# [GOAL]
Return the passage of the Bank of America earnings article from "Some analysts and" to "from $20.79 billion a year ago.", copied word for word.

# [EXCERPTED PASSAGE]
_____

Bank of America Reports Jump in Earnings -- 4th Update
April 18 2017 - 2:54PM
Dow Jones News
By Rachel Louise Ensign
Bank of America Corp. said its first-quarter profit beat
expectations as trading jumped and the lender started to see the
benefits of a long-awaited rise in interest rates.
Some analysts and shareholders cheered the results as a sign the
bank's turnaround plans are finally coming to fruition. But the
recent reversal in U.S. Treasury yields threatens the expected
future benefits from higher interest rates.
Quarterly profit at the Charlotte, N.C.-based bank rose 40% to
$4.86 billion from $3.47 billion a year ago. Per-share earnings of
41 cents exceeded the 35 cents expected by analysts.
Revenue was $22.25 billion, up from $20.79 billion a year ago.
On an adjusted basis, revenue of $22.45 billion compared with
analysts' expected figure of $21.61 billion. The results benefited
from the comparison to a particularly weak quarter one year
ago.
Shares added 0.1% to $22.84 in afternoon trading.
After heavy loan losses during the financial crisis and
debilitating legal fees in its wake, the bank has set out to
reshape itself as a stable lender focused on responsible growth.

_____

# [RECORDS SHOWN]
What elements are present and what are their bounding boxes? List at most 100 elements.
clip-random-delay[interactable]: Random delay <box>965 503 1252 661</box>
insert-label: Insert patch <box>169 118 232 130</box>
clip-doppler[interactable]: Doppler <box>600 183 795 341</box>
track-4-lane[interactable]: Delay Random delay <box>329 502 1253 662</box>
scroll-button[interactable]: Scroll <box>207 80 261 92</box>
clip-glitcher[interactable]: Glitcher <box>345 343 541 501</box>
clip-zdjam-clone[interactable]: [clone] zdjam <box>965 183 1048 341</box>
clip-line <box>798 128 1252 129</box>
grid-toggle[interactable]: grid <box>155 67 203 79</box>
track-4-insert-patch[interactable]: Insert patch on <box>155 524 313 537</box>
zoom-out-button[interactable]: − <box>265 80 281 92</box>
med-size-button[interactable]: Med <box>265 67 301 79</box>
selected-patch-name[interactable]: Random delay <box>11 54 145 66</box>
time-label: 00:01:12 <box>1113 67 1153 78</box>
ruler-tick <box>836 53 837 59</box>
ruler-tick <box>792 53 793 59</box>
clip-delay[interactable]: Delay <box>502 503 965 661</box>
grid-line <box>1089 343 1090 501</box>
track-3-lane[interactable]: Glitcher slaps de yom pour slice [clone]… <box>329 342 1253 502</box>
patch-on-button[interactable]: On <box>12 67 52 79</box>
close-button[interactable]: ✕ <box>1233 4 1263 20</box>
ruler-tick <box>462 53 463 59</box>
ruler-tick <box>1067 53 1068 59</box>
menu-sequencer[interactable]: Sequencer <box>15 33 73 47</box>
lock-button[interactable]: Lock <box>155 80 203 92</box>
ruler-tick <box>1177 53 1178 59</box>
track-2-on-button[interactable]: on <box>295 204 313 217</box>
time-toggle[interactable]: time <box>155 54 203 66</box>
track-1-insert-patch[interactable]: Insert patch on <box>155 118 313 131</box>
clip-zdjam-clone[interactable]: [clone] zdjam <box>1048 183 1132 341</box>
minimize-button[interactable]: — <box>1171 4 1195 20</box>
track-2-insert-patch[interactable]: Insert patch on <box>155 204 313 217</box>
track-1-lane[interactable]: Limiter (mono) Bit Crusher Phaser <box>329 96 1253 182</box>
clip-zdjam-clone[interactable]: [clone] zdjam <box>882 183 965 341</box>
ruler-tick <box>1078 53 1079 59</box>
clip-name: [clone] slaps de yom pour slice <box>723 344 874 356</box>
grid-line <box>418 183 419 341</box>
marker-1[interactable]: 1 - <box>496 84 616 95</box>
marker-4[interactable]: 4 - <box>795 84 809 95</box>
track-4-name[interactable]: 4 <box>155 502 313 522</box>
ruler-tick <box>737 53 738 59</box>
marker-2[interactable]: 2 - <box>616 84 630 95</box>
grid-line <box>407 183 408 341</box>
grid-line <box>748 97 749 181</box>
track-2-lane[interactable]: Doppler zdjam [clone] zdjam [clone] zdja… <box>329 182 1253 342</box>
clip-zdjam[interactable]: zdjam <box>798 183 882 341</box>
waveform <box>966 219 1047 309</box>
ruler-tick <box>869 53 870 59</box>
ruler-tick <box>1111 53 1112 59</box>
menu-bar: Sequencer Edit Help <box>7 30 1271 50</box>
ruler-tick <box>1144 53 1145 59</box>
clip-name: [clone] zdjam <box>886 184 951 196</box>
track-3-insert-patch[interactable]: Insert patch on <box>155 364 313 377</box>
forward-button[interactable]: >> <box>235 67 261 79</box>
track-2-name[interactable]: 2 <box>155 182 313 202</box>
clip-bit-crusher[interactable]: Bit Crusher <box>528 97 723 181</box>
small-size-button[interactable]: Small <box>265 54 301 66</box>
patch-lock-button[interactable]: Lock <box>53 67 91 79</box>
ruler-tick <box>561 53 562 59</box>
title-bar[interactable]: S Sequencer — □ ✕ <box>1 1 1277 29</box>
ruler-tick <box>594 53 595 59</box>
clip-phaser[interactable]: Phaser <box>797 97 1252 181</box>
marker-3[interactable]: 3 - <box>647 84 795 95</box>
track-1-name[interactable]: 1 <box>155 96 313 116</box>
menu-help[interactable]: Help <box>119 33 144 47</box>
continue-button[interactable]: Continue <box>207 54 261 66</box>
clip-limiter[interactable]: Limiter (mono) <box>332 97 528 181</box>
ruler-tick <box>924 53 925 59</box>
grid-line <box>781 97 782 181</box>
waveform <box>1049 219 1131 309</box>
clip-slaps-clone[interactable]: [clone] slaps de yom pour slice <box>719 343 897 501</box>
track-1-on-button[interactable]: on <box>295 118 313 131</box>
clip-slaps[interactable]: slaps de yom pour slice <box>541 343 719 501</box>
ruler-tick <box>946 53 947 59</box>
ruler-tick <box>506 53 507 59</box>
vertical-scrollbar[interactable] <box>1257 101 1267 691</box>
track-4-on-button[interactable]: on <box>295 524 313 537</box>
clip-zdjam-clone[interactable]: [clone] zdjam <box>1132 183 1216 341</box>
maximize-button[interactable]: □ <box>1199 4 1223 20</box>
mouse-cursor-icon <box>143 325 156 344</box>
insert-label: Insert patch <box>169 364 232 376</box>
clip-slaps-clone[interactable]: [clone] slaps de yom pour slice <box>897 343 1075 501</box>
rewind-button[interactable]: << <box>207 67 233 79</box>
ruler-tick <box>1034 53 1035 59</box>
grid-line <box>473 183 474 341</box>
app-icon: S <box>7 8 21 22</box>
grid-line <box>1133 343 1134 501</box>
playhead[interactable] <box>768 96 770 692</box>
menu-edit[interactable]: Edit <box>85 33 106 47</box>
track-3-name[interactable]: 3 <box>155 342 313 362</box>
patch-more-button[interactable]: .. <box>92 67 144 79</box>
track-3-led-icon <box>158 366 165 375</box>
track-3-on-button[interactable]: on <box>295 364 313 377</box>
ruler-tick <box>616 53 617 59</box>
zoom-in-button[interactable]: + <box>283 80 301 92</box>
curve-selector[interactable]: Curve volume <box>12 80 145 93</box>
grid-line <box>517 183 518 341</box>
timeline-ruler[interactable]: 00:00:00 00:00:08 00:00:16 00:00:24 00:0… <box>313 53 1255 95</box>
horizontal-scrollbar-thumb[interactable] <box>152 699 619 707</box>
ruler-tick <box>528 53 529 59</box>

_____

# [SOLUTION TO THIS EXERCISE]
Some analysts and shareholders cheered the results as a sign the
bank's turnaround plans are finally coming to fruition. But the
recent reversal in U.S. Treasury yields threatens the expected
future benefits from higher interest rates.
Quarterly profit at the Charlotte, N.C.-based bank rose 40% to
$4.86 billion from $3.47 billion a year ago. Per-share earnings of
41 cents exceeded the 35 cents expected by analysts.
Revenue was $22.25 billion, up from $20.79 billion a year ago.